• **What the task requires**
Copy every line from the material below that holds "this".

• **Available records**
******************************

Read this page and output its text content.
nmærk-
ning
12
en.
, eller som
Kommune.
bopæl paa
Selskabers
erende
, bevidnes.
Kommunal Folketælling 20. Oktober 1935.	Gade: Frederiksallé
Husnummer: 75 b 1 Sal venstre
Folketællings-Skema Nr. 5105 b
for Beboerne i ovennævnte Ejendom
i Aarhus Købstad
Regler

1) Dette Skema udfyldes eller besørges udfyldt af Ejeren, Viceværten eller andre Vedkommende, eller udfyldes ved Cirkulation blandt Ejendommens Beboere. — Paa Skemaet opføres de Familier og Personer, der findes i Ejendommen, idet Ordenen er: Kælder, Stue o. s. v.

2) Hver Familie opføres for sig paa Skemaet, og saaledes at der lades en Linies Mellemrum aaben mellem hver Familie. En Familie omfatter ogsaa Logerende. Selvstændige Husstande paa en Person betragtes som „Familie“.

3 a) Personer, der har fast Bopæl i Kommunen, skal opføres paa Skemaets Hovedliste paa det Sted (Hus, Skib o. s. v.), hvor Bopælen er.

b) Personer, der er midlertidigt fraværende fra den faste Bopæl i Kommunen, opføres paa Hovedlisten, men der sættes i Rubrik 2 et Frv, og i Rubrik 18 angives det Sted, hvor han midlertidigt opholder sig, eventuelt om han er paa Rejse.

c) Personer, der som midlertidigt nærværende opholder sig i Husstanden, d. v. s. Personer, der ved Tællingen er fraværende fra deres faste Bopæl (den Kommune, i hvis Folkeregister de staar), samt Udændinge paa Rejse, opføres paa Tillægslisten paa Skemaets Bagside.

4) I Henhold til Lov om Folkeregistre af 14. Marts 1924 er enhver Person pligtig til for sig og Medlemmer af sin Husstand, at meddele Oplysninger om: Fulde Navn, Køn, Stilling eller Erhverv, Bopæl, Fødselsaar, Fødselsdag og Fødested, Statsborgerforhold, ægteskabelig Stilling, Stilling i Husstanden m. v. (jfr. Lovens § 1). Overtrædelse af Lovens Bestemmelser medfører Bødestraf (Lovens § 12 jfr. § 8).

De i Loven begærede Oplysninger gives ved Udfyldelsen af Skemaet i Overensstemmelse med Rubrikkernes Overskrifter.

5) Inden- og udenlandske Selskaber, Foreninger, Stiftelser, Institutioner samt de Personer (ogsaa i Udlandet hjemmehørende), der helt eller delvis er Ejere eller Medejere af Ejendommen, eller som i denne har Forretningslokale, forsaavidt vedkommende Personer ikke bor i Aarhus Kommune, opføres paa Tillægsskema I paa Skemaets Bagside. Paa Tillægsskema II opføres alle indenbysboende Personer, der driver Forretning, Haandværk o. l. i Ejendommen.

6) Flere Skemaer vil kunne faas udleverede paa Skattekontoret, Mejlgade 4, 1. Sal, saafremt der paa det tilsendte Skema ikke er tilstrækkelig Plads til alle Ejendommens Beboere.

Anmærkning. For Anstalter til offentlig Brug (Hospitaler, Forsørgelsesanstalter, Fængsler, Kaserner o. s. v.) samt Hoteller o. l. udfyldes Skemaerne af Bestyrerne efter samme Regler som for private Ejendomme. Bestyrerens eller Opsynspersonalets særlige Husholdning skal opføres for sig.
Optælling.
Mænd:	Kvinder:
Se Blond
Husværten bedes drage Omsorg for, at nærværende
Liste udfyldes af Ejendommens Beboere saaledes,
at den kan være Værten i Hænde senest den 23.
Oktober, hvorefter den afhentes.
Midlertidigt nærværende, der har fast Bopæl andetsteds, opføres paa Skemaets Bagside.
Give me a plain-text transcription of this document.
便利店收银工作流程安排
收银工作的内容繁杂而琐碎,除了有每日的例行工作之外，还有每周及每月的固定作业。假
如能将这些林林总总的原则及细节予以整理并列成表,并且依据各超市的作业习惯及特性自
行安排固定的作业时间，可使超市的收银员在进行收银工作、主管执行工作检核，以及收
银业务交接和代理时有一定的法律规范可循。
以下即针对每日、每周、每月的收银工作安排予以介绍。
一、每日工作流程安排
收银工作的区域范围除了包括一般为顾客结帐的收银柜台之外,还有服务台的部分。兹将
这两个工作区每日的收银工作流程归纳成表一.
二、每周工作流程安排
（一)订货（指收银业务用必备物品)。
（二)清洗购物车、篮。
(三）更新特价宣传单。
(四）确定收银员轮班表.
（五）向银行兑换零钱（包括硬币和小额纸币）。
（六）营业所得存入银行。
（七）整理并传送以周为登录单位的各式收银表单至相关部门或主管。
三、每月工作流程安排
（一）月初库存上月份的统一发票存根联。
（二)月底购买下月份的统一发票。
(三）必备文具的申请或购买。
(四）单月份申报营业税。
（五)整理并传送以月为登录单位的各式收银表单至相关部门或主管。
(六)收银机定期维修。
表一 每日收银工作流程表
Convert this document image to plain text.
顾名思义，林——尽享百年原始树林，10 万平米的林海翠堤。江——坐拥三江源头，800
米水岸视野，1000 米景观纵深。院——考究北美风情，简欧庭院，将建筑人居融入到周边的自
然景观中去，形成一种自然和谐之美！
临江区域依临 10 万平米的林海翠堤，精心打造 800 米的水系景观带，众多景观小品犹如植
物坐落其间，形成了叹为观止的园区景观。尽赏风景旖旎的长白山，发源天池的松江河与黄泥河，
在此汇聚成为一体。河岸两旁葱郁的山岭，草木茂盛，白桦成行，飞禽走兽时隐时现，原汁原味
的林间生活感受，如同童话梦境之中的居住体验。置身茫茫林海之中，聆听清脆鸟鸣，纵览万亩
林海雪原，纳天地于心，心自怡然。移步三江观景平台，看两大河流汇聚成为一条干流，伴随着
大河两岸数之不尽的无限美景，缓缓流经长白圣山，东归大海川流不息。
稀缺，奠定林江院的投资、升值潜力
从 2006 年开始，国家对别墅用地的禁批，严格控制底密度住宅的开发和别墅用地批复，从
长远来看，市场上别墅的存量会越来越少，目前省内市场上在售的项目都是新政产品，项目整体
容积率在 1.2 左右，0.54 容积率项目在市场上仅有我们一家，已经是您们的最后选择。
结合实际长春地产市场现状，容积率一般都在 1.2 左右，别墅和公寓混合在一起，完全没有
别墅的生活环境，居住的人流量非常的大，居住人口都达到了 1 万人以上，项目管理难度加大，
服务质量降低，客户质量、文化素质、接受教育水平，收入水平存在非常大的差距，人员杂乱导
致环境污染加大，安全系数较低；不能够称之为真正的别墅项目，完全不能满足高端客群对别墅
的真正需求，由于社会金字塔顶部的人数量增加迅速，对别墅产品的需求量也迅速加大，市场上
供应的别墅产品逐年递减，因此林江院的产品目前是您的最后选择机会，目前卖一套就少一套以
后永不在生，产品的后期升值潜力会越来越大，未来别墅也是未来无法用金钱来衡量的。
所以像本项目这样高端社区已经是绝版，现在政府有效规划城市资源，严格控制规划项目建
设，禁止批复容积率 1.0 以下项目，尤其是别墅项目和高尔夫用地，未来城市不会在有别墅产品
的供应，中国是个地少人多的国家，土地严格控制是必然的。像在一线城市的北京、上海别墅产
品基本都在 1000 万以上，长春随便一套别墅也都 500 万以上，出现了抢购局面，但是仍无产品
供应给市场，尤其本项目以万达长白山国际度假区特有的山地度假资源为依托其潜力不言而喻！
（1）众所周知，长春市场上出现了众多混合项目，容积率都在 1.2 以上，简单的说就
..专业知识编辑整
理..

******************************

• **The response**
Read this page and output its text content.
Give me a plain-text transcription of this document.
Convert this document image to plain text.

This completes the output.